DATA PROVIDED =

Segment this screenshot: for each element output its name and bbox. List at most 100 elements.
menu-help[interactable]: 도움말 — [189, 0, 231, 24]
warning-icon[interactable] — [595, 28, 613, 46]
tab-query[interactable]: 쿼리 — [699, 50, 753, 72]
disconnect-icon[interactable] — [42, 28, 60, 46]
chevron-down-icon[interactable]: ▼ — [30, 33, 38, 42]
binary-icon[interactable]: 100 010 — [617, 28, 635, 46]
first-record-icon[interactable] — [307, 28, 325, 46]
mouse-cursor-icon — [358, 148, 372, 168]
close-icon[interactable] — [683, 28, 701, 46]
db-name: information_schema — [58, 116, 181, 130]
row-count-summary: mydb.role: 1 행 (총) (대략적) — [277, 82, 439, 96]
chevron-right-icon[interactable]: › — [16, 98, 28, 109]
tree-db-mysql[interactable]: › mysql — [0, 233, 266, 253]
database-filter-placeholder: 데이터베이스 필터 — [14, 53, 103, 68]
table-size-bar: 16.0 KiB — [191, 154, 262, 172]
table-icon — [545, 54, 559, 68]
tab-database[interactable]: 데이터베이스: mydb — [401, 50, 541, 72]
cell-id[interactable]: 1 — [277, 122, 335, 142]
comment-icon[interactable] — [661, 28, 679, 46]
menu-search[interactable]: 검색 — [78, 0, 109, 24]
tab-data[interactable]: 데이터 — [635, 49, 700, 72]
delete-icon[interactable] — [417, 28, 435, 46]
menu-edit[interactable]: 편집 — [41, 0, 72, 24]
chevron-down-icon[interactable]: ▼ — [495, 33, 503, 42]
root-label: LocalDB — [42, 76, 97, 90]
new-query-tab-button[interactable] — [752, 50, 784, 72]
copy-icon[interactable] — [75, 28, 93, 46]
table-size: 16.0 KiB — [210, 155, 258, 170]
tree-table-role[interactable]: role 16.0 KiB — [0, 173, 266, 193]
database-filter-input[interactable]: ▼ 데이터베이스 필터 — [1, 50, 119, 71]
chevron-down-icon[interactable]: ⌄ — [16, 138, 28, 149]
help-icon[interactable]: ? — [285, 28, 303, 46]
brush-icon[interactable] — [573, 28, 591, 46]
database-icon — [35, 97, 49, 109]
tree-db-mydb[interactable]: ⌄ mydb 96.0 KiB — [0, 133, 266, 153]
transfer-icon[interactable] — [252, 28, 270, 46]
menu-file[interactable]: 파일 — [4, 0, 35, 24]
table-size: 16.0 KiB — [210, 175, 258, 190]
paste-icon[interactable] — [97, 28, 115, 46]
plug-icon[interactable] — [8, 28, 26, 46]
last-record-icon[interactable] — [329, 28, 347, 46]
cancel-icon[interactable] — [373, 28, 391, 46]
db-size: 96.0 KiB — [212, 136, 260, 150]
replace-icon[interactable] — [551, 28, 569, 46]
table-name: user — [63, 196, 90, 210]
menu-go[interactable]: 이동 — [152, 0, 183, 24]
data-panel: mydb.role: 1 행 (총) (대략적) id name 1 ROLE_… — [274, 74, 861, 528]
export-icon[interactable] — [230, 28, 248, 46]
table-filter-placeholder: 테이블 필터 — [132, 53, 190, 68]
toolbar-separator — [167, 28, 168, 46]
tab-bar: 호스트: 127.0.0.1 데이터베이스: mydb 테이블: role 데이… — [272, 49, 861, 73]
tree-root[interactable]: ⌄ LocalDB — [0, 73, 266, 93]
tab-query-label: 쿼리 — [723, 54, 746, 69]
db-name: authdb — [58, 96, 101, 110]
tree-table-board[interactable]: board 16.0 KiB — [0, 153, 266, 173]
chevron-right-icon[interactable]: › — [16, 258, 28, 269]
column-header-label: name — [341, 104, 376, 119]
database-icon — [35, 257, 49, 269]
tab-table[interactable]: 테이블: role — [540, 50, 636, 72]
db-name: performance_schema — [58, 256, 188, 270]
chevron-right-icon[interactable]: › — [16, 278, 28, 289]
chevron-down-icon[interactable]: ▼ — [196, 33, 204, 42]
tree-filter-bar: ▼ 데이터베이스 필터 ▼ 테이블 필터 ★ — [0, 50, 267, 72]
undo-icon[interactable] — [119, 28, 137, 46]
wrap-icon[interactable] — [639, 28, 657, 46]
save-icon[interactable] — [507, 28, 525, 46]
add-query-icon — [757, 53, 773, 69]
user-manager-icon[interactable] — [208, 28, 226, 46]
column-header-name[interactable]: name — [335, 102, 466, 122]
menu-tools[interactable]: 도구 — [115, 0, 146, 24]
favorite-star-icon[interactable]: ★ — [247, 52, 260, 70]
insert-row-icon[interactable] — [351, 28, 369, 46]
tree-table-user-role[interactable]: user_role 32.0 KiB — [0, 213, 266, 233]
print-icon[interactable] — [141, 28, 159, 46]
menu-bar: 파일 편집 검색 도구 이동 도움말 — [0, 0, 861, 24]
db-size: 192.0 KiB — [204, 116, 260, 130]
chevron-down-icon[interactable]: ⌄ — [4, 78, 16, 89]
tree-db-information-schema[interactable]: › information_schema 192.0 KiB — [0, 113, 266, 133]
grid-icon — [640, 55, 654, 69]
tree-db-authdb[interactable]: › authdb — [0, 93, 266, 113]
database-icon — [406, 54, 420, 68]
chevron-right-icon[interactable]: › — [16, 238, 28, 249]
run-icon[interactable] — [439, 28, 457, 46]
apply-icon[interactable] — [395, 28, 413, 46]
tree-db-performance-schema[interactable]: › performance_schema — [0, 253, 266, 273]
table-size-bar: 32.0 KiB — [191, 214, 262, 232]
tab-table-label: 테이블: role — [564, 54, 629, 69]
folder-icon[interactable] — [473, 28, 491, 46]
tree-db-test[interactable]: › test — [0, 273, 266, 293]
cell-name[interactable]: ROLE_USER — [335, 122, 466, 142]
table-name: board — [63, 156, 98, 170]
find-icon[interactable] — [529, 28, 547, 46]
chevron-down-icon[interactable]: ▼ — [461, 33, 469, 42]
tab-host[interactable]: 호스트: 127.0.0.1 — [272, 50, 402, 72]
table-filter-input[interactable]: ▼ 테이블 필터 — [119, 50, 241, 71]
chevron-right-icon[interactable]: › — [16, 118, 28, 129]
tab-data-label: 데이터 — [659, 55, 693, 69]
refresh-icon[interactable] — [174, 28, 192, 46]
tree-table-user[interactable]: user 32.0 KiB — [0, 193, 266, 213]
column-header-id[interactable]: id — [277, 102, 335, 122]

* * *

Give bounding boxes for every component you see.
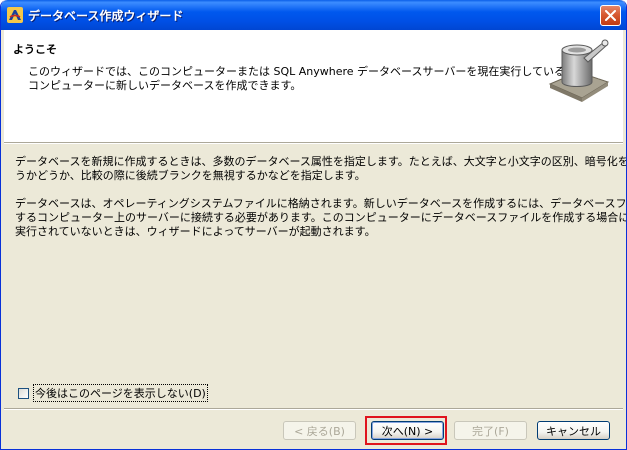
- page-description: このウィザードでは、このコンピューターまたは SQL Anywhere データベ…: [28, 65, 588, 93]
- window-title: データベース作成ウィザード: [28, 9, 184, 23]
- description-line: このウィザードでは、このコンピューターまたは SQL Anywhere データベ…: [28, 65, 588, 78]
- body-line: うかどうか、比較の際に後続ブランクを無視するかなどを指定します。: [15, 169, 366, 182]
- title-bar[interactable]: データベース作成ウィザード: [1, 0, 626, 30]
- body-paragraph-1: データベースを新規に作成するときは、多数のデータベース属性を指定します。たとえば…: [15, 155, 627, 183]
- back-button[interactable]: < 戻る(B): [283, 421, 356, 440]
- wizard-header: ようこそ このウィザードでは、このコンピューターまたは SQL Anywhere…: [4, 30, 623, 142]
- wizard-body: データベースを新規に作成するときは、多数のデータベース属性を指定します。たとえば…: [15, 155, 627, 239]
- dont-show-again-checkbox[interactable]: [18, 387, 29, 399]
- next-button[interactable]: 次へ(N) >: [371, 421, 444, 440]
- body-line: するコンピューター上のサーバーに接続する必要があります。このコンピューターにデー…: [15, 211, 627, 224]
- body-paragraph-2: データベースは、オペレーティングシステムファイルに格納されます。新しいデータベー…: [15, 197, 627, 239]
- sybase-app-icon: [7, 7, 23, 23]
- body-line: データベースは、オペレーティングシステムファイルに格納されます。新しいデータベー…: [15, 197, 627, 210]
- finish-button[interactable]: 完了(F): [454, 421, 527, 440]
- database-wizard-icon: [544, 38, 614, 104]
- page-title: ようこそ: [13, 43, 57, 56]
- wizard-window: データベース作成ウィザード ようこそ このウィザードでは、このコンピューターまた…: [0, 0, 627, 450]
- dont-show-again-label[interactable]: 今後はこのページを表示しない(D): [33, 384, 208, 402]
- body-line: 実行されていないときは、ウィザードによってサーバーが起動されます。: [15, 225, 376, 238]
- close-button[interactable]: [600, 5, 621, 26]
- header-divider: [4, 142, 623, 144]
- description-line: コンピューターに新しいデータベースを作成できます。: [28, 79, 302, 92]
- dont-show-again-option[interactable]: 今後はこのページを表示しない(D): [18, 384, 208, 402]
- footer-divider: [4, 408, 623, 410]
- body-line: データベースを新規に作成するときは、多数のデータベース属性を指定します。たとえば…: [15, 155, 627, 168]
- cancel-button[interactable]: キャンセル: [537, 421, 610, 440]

---

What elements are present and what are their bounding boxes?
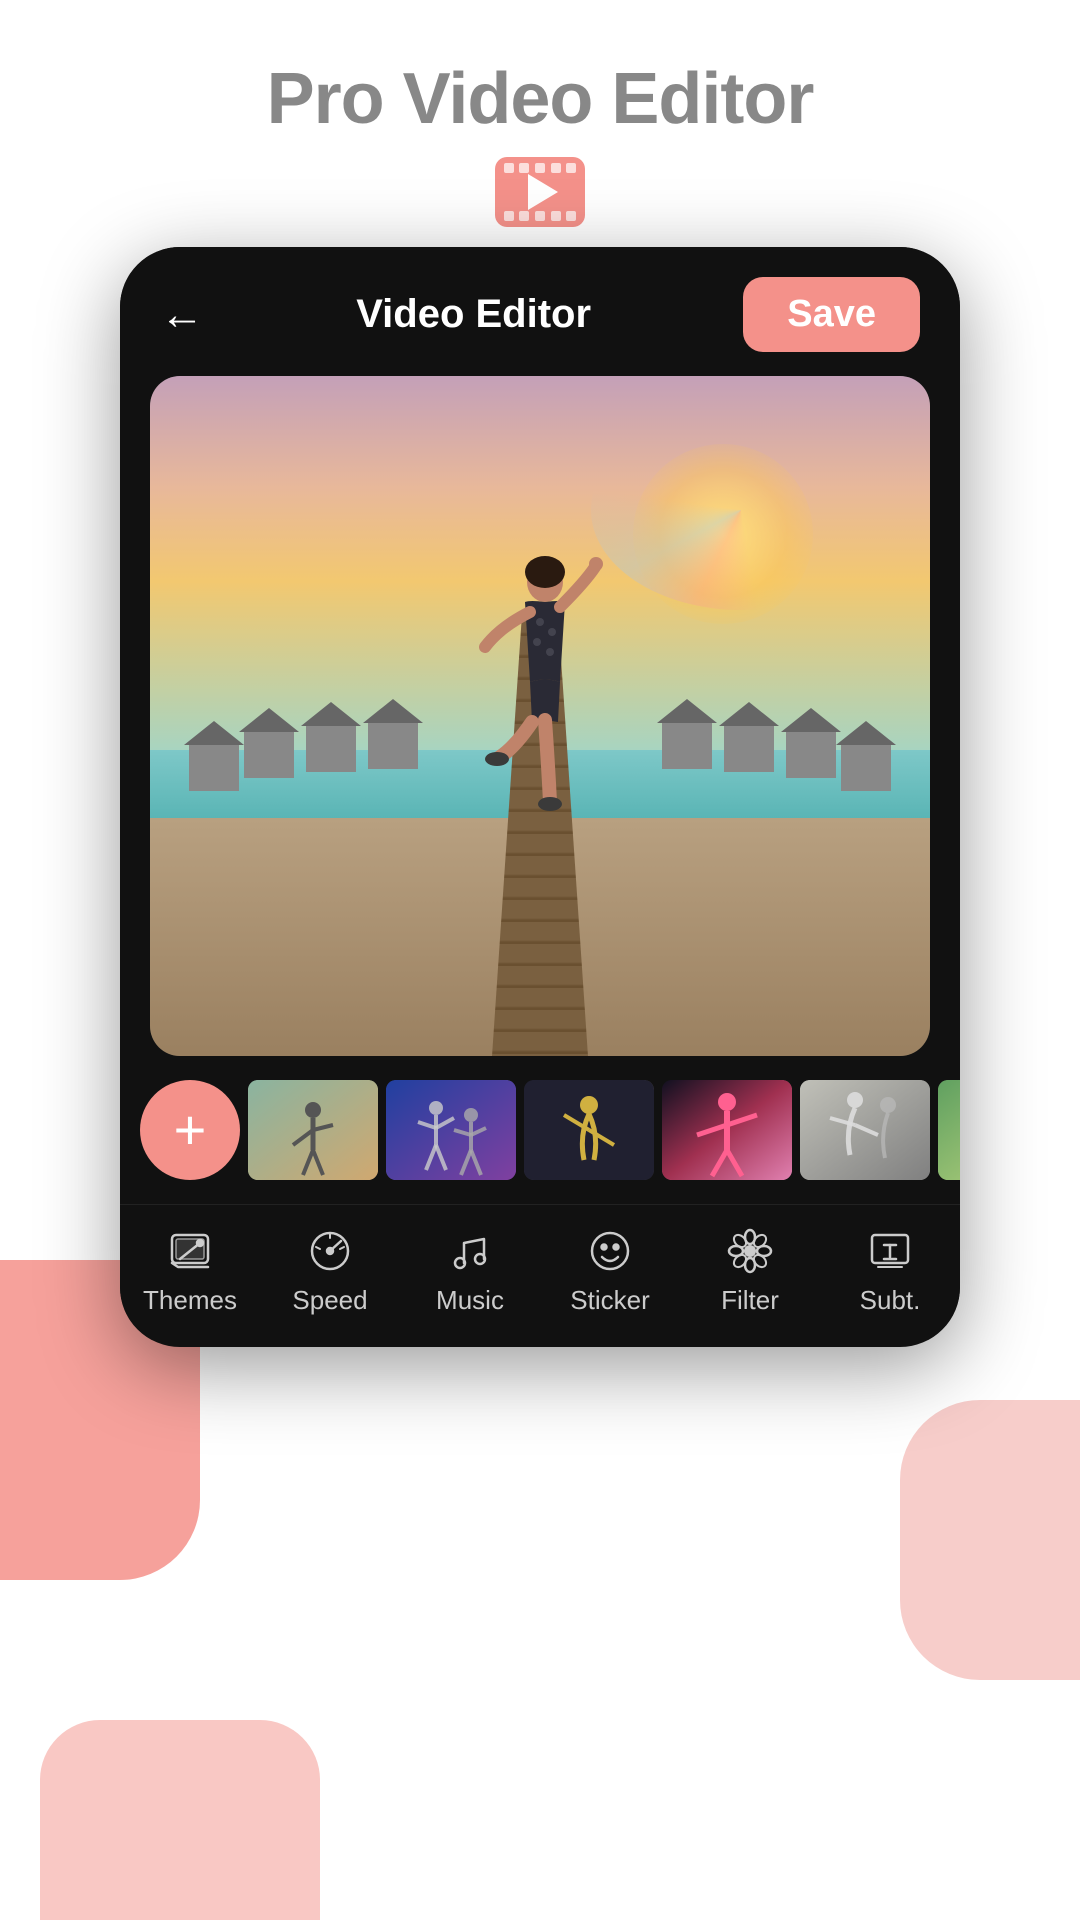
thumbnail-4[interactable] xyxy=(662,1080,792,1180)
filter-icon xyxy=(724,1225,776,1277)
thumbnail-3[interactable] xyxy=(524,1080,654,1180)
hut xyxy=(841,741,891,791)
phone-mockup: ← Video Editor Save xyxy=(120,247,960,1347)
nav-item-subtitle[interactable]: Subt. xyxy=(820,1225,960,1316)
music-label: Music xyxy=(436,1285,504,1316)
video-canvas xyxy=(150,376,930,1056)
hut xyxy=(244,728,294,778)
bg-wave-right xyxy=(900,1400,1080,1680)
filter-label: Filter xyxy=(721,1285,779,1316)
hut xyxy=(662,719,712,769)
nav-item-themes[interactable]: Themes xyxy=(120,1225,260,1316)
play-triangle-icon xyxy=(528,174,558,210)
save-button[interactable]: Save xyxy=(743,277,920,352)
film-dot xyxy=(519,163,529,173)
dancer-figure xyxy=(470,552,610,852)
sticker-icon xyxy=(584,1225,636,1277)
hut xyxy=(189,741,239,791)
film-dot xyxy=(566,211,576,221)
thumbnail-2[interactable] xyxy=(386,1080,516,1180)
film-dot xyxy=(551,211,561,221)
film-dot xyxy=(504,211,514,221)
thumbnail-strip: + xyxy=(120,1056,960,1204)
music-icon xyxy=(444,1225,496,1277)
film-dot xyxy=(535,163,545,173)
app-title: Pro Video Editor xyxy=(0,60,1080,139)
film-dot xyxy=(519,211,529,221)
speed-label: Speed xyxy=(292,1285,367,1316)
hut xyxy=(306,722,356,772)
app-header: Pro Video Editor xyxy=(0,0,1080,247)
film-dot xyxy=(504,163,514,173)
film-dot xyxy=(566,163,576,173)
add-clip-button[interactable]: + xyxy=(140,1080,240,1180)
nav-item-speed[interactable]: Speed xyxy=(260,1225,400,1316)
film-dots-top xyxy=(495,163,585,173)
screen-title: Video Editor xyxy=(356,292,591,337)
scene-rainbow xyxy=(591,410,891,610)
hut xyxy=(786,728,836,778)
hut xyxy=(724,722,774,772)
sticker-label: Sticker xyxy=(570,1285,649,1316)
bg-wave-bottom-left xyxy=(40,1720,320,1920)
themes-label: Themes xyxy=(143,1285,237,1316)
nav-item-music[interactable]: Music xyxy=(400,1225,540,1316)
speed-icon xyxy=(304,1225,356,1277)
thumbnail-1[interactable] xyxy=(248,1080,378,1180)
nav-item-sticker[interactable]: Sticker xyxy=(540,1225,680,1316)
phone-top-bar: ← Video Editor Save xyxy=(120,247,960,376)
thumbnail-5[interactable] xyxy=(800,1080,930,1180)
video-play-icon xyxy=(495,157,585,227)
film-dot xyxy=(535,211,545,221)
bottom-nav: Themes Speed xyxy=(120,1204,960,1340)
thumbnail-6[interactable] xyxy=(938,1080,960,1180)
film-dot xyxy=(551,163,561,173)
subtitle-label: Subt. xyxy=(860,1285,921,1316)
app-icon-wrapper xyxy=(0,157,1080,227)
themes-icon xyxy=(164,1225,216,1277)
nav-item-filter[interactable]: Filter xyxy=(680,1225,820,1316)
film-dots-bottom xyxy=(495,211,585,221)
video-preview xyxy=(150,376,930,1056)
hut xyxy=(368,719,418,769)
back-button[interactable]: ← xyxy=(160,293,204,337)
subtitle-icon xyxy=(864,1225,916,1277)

WHAT IS EXPECTED = Report every line of the records that contains the string "データベースは", copying each one in full.

FINAL RESULT =
- body-paragraph-2: データベースは、オペレーティングシステムファイルに格納されます。新しいデータベー…: [15, 197, 627, 239]
- body-line: データベースは、オペレーティングシステムファイルに格納されます。新しいデータベー…: [15, 197, 627, 210]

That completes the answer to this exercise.